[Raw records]
=====

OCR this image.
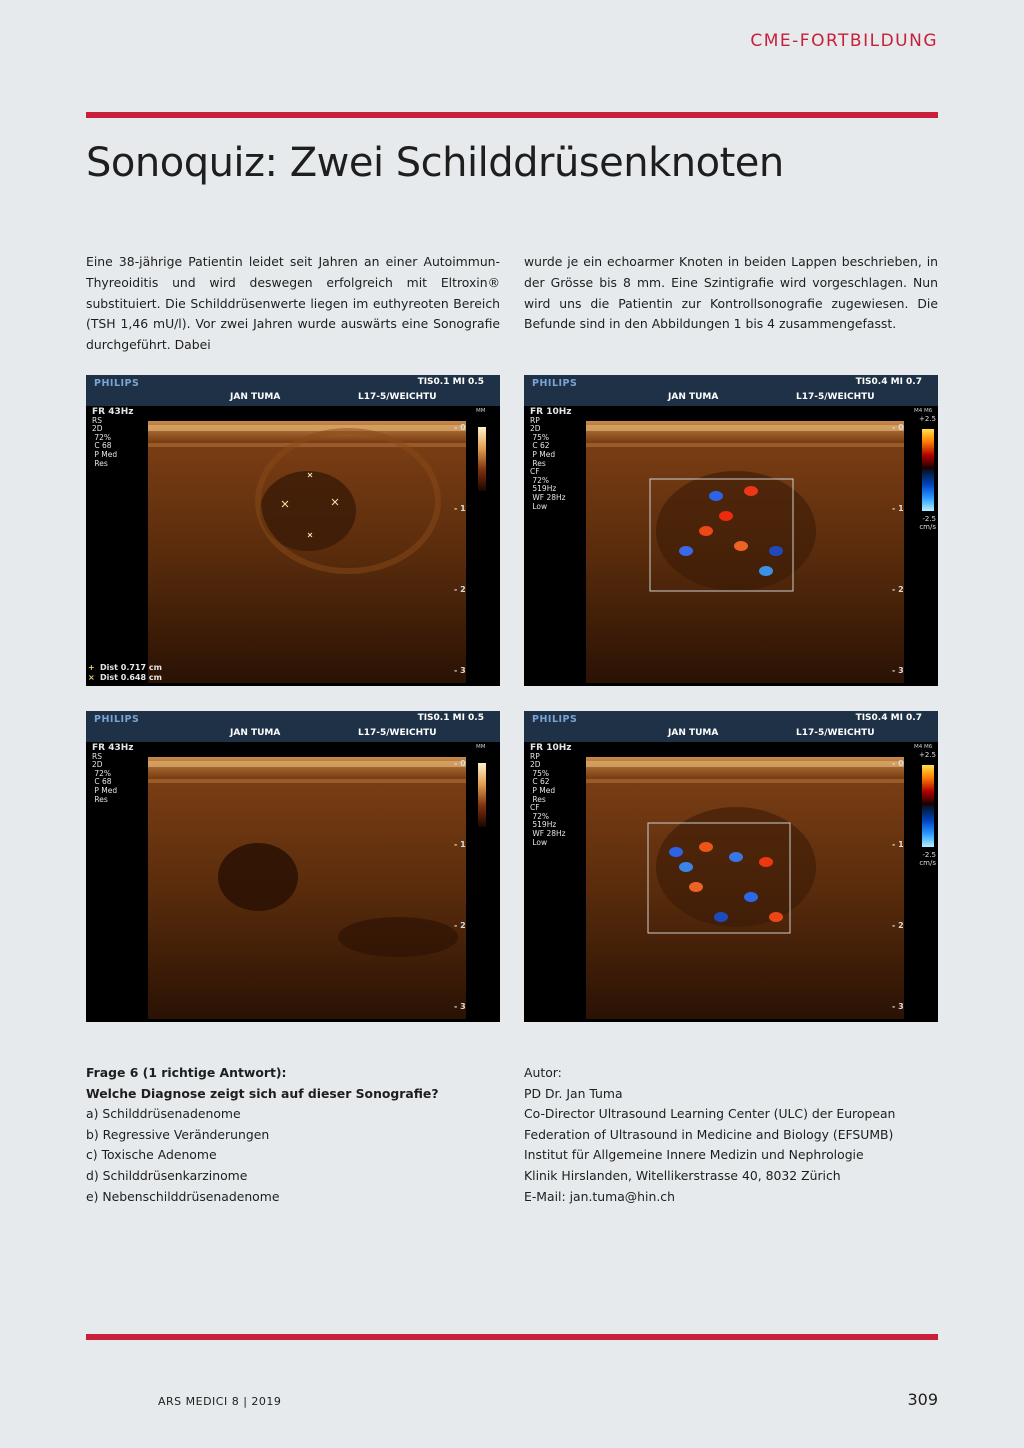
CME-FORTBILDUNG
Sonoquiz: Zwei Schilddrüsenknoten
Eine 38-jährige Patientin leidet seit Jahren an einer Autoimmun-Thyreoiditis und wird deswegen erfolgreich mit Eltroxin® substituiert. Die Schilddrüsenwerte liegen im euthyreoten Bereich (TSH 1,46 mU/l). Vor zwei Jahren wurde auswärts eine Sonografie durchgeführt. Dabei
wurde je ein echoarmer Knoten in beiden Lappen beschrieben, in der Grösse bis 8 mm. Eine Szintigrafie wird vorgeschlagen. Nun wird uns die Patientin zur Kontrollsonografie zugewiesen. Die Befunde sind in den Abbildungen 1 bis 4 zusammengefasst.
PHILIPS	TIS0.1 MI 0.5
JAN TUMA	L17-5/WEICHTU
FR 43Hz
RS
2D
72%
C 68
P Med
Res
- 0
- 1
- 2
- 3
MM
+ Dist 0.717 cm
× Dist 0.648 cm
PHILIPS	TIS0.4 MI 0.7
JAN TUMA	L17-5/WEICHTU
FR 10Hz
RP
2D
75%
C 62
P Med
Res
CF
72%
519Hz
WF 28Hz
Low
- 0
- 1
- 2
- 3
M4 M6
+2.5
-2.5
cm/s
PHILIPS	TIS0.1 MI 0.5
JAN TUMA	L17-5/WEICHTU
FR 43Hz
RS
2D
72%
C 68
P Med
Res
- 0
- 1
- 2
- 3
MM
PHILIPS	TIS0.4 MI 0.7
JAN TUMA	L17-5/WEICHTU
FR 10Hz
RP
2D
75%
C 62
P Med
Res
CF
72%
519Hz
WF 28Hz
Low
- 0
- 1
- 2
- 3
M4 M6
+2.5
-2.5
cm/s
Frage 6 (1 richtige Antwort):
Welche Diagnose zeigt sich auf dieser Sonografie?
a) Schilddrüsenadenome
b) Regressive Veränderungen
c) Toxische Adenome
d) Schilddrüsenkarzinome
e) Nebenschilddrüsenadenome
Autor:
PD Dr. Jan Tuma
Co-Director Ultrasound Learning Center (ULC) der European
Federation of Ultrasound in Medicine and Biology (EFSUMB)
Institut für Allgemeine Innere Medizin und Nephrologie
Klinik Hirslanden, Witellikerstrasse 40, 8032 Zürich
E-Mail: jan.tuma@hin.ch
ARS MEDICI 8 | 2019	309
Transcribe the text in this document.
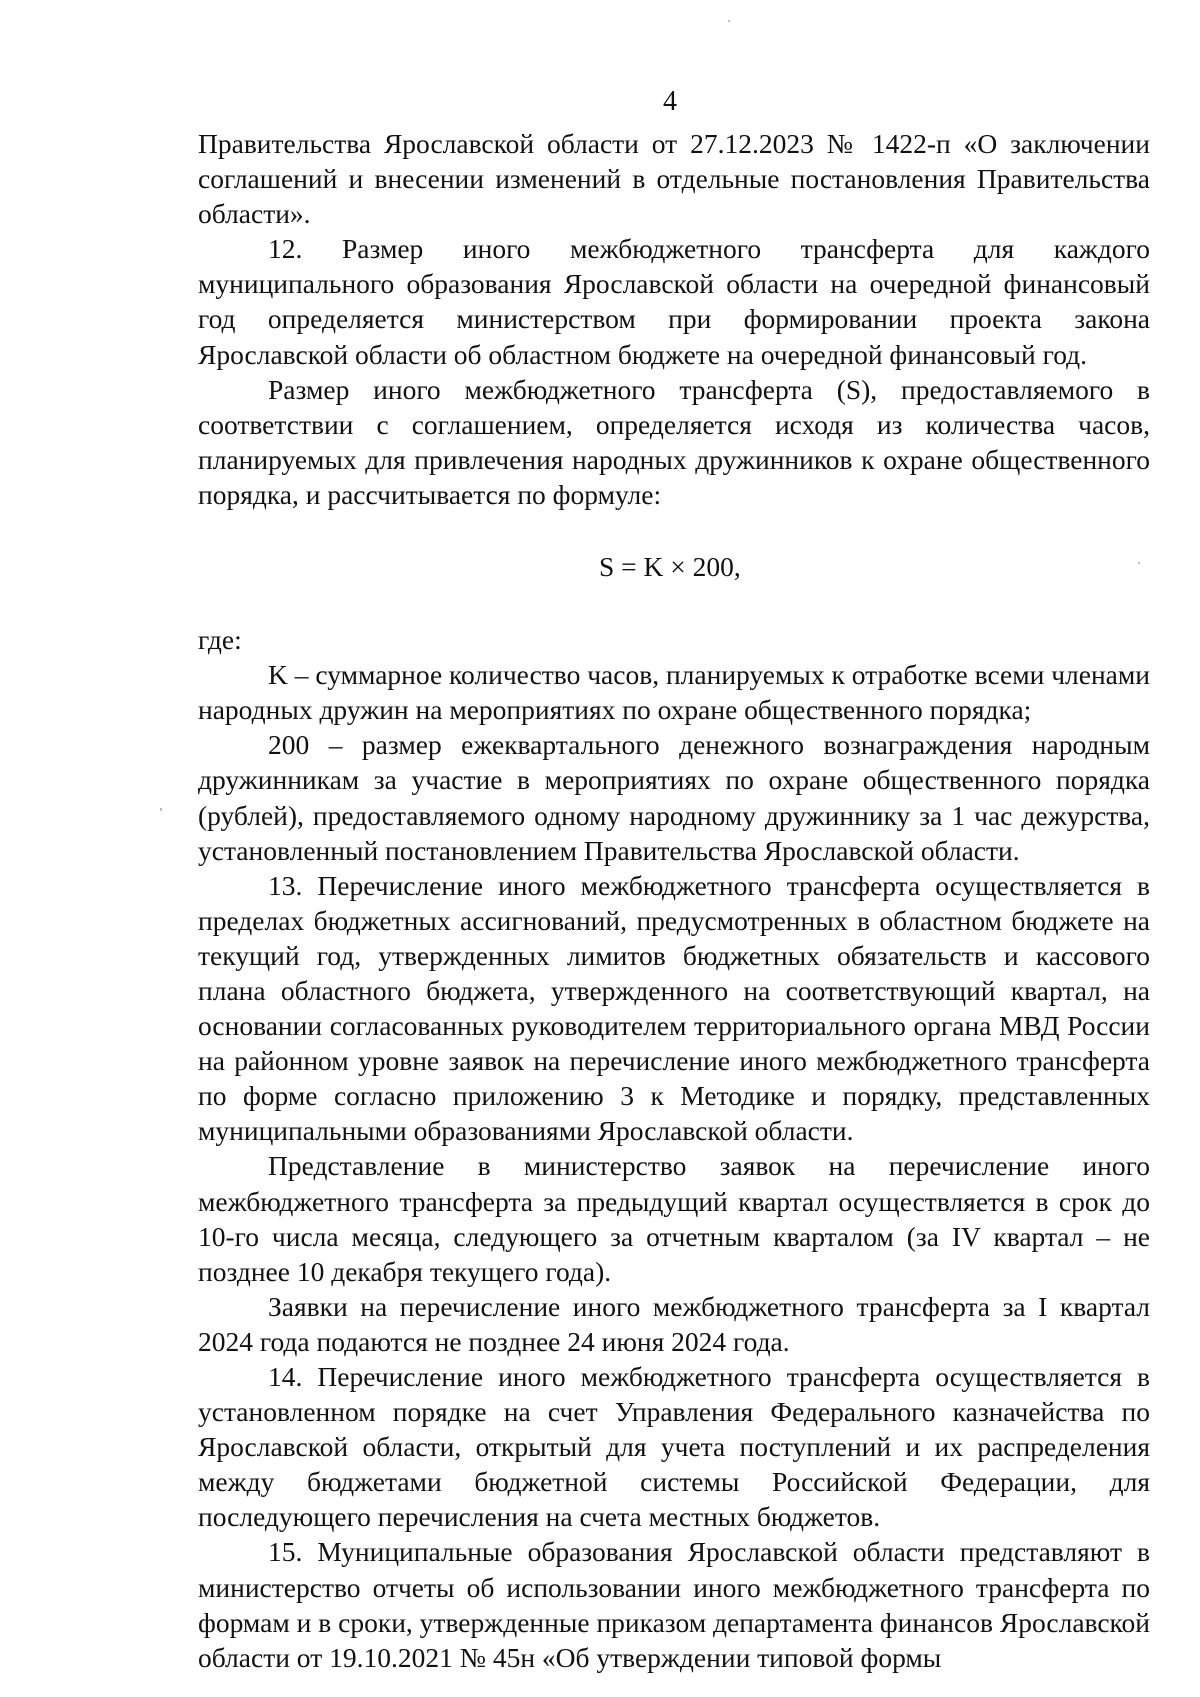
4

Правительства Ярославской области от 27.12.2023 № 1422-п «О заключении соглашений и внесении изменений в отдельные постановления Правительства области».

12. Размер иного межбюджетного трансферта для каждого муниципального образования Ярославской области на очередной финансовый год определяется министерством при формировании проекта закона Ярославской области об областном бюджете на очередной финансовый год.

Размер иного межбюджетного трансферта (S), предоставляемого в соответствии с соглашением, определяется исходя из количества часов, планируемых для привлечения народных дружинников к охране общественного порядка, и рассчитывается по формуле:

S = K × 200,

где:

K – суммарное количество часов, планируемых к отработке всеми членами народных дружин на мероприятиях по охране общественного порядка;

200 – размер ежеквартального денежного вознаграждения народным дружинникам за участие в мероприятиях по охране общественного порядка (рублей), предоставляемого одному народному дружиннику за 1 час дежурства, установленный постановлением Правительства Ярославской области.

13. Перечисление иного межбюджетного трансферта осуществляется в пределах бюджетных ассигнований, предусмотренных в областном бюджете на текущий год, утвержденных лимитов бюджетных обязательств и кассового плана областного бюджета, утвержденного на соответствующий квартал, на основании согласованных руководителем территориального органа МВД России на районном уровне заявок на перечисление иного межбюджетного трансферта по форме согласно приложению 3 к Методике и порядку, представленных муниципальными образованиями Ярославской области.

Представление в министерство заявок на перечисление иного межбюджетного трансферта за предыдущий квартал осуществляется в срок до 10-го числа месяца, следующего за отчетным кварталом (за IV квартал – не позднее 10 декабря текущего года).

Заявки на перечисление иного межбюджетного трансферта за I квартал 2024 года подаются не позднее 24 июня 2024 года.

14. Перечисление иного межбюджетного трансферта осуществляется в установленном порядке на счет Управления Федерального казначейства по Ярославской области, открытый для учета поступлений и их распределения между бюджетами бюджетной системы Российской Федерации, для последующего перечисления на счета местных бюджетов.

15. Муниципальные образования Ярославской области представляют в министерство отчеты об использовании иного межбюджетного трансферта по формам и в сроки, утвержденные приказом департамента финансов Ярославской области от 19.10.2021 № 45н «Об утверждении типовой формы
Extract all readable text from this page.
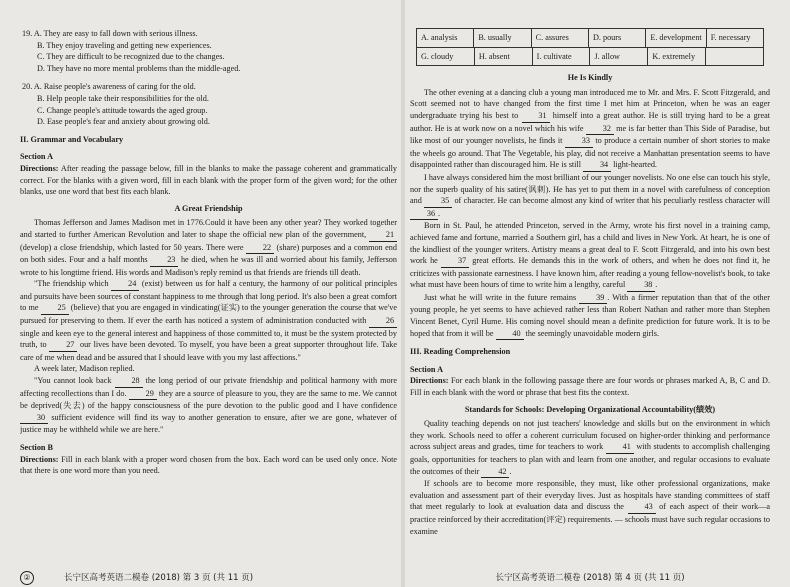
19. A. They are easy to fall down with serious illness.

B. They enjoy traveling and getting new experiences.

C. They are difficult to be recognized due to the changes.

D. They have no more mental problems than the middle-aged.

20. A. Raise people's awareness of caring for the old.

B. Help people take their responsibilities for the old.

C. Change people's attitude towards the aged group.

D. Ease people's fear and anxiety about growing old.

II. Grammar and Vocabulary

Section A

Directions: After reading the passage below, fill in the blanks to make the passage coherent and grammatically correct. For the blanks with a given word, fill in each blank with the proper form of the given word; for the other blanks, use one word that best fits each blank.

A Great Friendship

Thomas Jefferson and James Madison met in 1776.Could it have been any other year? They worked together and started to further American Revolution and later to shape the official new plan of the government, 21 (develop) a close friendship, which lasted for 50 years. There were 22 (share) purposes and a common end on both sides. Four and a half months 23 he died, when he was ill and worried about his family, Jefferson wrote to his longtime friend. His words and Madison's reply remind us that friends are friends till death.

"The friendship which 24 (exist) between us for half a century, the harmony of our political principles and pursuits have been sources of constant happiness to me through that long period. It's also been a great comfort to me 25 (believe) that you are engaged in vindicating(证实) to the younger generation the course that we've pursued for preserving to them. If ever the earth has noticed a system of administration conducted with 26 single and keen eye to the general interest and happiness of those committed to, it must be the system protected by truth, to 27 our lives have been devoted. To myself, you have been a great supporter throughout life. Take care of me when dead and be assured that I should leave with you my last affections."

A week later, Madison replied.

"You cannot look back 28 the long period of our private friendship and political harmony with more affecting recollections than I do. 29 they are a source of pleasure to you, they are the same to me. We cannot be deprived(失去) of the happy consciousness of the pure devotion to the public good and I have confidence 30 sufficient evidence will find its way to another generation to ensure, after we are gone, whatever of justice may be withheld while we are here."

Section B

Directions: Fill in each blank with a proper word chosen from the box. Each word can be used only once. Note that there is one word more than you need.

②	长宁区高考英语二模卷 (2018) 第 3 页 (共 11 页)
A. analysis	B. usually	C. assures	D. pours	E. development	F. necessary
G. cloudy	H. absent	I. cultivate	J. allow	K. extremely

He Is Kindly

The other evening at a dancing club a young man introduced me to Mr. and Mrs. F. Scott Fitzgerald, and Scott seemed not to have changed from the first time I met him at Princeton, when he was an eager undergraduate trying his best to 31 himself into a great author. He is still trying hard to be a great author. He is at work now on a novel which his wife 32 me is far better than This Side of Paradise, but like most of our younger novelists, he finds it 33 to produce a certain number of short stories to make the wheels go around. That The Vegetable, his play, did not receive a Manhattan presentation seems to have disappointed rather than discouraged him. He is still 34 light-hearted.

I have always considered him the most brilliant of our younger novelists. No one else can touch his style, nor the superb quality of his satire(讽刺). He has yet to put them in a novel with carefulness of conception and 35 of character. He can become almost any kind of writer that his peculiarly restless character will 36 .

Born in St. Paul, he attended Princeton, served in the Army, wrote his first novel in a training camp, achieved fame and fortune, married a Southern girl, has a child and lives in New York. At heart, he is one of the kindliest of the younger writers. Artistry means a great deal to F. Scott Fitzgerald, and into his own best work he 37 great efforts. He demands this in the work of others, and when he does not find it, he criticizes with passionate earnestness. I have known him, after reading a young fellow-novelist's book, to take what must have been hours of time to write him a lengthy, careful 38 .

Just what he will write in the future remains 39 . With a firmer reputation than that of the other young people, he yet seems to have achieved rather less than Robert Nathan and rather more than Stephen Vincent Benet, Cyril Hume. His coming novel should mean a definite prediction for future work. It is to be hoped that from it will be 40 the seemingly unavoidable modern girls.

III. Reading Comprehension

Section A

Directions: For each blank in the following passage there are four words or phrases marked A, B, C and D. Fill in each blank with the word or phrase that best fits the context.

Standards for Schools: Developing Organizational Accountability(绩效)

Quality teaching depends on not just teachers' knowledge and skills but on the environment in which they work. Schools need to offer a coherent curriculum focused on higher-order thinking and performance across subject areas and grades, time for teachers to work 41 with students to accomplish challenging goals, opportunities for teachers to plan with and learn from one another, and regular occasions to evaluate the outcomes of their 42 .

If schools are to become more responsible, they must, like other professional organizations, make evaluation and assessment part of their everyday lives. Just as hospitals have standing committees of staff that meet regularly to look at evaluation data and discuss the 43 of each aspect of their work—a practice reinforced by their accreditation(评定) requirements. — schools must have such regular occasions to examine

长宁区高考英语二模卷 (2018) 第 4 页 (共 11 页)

=====

# [Goal of the exercise]
Pick out all lines from the data above in which the word "wird" appears.

# [The output]
Eine 38-jährige Patientin leidet seit Jahren an einer Autoimmun-Thyreoiditis und wird deswegen erfolgreich mit Eltroxin® substituiert. Die Schilddrüsenwerte liegen im euthyreoten Bereich (TSH 1,46 mU/l). Vor zwei Jahren wurde auswärts eine Sonografie durchgeführt. Dabei
wurde je ein echoarmer Knoten in beiden Lappen beschrieben, in der Grösse bis 8 mm. Eine Szintigrafie wird vorgeschlagen. Nun wird uns die Patientin zur Kontrollsonografie zugewiesen. Die Befunde sind in den Abbildungen 1 bis 4 zusammengefasst.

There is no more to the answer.